[BEGIN MATERIALS PROVIDED]

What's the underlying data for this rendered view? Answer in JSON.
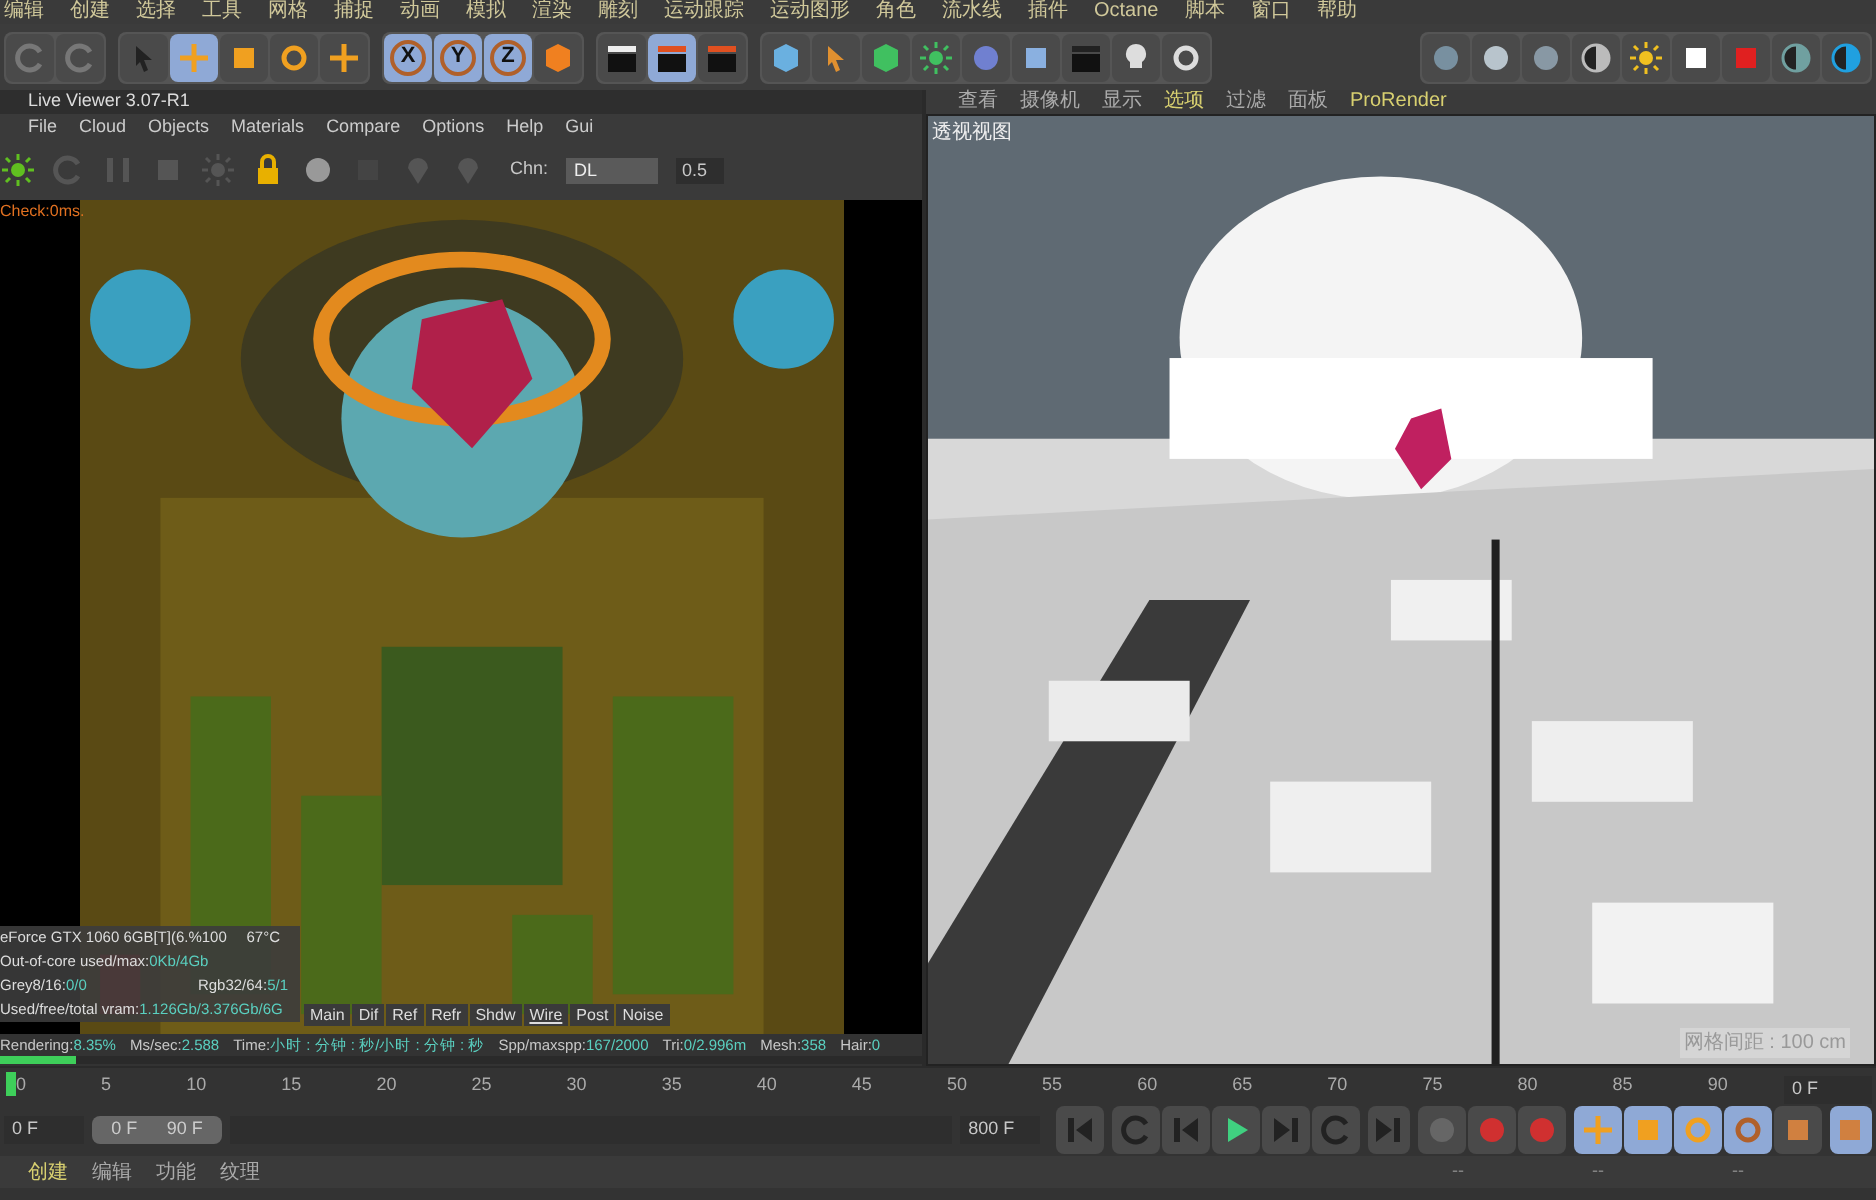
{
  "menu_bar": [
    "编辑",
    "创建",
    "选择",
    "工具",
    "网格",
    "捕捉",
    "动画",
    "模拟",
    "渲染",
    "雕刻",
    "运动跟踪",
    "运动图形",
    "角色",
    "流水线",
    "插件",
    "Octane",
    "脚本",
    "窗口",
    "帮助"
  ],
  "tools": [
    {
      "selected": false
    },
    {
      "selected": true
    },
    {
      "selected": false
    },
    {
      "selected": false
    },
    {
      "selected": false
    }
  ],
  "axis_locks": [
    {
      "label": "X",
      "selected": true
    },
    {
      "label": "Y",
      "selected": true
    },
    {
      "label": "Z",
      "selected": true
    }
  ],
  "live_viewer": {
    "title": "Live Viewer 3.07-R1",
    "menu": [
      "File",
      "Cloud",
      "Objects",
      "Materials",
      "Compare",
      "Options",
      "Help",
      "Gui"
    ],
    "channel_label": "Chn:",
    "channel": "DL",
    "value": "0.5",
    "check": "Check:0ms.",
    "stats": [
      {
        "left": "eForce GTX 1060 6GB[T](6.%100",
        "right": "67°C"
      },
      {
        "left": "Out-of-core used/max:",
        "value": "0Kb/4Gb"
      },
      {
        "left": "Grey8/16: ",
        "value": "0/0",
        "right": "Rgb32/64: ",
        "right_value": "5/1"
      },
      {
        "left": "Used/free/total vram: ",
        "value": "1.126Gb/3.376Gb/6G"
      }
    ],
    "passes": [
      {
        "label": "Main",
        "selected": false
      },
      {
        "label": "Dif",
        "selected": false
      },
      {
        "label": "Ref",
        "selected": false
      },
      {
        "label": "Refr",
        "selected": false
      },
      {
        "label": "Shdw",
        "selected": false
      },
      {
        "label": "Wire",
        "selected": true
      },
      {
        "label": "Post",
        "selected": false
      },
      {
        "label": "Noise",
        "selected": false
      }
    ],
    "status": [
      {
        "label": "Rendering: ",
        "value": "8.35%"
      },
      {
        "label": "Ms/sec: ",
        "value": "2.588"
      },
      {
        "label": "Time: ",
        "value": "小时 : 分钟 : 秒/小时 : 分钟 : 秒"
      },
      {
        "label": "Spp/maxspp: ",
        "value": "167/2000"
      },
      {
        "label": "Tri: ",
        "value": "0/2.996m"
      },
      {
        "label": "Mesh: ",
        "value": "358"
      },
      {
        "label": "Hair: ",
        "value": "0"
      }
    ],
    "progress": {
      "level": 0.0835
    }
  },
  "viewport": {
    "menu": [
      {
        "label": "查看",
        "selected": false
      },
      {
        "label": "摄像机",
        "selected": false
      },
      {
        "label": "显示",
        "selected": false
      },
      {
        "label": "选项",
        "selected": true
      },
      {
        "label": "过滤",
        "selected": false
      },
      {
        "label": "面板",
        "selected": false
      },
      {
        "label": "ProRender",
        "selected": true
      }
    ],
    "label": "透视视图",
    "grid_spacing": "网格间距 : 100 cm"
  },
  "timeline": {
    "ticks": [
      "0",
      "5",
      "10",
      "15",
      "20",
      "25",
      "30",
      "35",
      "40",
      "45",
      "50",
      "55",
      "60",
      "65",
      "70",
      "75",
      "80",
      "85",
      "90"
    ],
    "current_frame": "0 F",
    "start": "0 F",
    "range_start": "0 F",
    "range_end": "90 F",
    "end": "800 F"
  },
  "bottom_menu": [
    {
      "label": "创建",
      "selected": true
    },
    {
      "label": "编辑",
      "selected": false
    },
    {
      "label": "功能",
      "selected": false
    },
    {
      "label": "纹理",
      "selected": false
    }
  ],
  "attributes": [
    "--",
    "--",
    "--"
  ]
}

[END MATERIALS PROVIDED]

▶ **AIM**
Print out the lines exactly, skipping any picture.

▶ **FULL ANSWER**
What's the underlying data for this rendered view? Answer in JSON.
{
  "menu_bar": [
    "编辑",
    "创建",
    "选择",
    "工具",
    "网格",
    "捕捉",
    "动画",
    "模拟",
    "渲染",
    "雕刻",
    "运动跟踪",
    "运动图形",
    "角色",
    "流水线",
    "插件",
    "Octane",
    "脚本",
    "窗口",
    "帮助"
  ],
  "tools": [
    {
      "selected": false
    },
    {
      "selected": true
    },
    {
      "selected": false
    },
    {
      "selected": false
    },
    {
      "selected": false
    }
  ],
  "axis_locks": [
    {
      "label": "X",
      "selected": true
    },
    {
      "label": "Y",
      "selected": true
    },
    {
      "label": "Z",
      "selected": true
    }
  ],
  "live_viewer": {
    "title": "Live Viewer 3.07-R1",
    "menu": [
      "File",
      "Cloud",
      "Objects",
      "Materials",
      "Compare",
      "Options",
      "Help",
      "Gui"
    ],
    "channel_label": "Chn:",
    "channel": "DL",
    "value": "0.5",
    "check": "Check:0ms.",
    "stats": [
      {
        "left": "eForce GTX 1060 6GB[T](6.%100",
        "right": "67°C"
      },
      {
        "left": "Out-of-core used/max:",
        "value": "0Kb/4Gb"
      },
      {
        "left": "Grey8/16: ",
        "value": "0/0",
        "right": "Rgb32/64: ",
        "right_value": "5/1"
      },
      {
        "left": "Used/free/total vram: ",
        "value": "1.126Gb/3.376Gb/6G"
      }
    ],
    "passes": [
      {
        "label": "Main",
        "selected": false
      },
      {
        "label": "Dif",
        "selected": false
      },
      {
        "label": "Ref",
        "selected": false
      },
      {
        "label": "Refr",
        "selected": false
      },
      {
        "label": "Shdw",
        "selected": false
      },
      {
        "label": "Wire",
        "selected": true
      },
      {
        "label": "Post",
        "selected": false
      },
      {
        "label": "Noise",
        "selected": false
      }
    ],
    "status": [
      {
        "label": "Rendering: ",
        "value": "8.35%"
      },
      {
        "label": "Ms/sec: ",
        "value": "2.588"
      },
      {
        "label": "Time: ",
        "value": "小时 : 分钟 : 秒/小时 : 分钟 : 秒"
      },
      {
        "label": "Spp/maxspp: ",
        "value": "167/2000"
      },
      {
        "label": "Tri: ",
        "value": "0/2.996m"
      },
      {
        "label": "Mesh: ",
        "value": "358"
      },
      {
        "label": "Hair: ",
        "value": "0"
      }
    ],
    "progress": {
      "level": 0.0835
    }
  },
  "viewport": {
    "menu": [
      {
        "label": "查看",
        "selected": false
      },
      {
        "label": "摄像机",
        "selected": false
      },
      {
        "label": "显示",
        "selected": false
      },
      {
        "label": "选项",
        "selected": true
      },
      {
        "label": "过滤",
        "selected": false
      },
      {
        "label": "面板",
        "selected": false
      },
      {
        "label": "ProRender",
        "selected": true
      }
    ],
    "label": "透视视图",
    "grid_spacing": "网格间距 : 100 cm"
  },
  "timeline": {
    "ticks": [
      "0",
      "5",
      "10",
      "15",
      "20",
      "25",
      "30",
      "35",
      "40",
      "45",
      "50",
      "55",
      "60",
      "65",
      "70",
      "75",
      "80",
      "85",
      "90"
    ],
    "current_frame": "0 F",
    "start": "0 F",
    "range_start": "0 F",
    "range_end": "90 F",
    "end": "800 F"
  },
  "bottom_menu": [
    {
      "label": "创建",
      "selected": true
    },
    {
      "label": "编辑",
      "selected": false
    },
    {
      "label": "功能",
      "selected": false
    },
    {
      "label": "纹理",
      "selected": false
    }
  ],
  "attributes": [
    "--",
    "--",
    "--"
  ]
}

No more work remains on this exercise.